WRITTEN REQUEST:
What follows is a listing. Return every line of it exactly.

RECORDS FOR PROCESSING:
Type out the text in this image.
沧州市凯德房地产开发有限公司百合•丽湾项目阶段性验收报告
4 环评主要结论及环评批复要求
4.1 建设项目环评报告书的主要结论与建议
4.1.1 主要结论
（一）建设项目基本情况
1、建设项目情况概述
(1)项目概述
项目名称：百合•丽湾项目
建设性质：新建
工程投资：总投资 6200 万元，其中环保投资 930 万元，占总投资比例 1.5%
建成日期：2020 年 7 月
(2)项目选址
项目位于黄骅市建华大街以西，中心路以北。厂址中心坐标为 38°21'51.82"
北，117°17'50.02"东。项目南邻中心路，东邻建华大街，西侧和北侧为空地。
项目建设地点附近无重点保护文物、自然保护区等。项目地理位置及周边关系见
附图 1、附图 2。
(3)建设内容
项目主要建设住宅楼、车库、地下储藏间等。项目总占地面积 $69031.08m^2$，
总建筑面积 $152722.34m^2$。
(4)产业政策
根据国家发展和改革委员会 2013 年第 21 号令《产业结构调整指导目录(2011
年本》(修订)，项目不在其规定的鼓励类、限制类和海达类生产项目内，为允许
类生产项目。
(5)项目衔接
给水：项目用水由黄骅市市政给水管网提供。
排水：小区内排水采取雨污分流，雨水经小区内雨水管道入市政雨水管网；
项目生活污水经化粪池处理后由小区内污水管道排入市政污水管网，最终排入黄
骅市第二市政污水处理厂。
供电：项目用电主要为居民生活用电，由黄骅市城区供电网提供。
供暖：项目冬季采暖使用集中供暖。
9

TASK RESPONSE:
Type out the text in this image.
沧州市凯德房地产开发有限公司百合•丽湾项目阶段性验收报告
4 环评主要结论及环评批复要求
4.1 建设项目环评报告书的主要结论与建议
4.1.1 主要结论
（一）建设项目基本情况
1、建设项目情况概述
(1)项目概述
项目名称：百合•丽湾项目
建设性质：新建
工程投资：总投资 6200 万元，其中环保投资 930 万元，占总投资比例 1.5%
建成日期：2020 年 7 月
(2)项目选址
项目位于黄骅市建华大街以西，中心路以北。厂址中心坐标为 38°21'51.82"
北，117°17'50.02"东。项目南邻中心路，东邻建华大街，西侧和北侧为空地。
项目建设地点附近无重点保护文物、自然保护区等。项目地理位置及周边关系见
附图 1、附图 2。
(3)建设内容
项目主要建设住宅楼、车库、地下储藏间等。项目总占地面积 $69031.08m^2$，
总建筑面积 $152722.34m^2$。
(4)产业政策
根据国家发展和改革委员会 2013 年第 21 号令《产业结构调整指导目录(2011
年本》(修订)，项目不在其规定的鼓励类、限制类和海达类生产项目内，为允许
类生产项目。
(5)项目衔接
给水：项目用水由黄骅市市政给水管网提供。
排水：小区内排水采取雨污分流，雨水经小区内雨水管道入市政雨水管网；
项目生活污水经化粪池处理后由小区内污水管道排入市政污水管网，最终排入黄
骅市第二市政污水处理厂。
供电：项目用电主要为居民生活用电，由黄骅市城区供电网提供。
供暖：项目冬季采暖使用集中供暖。
9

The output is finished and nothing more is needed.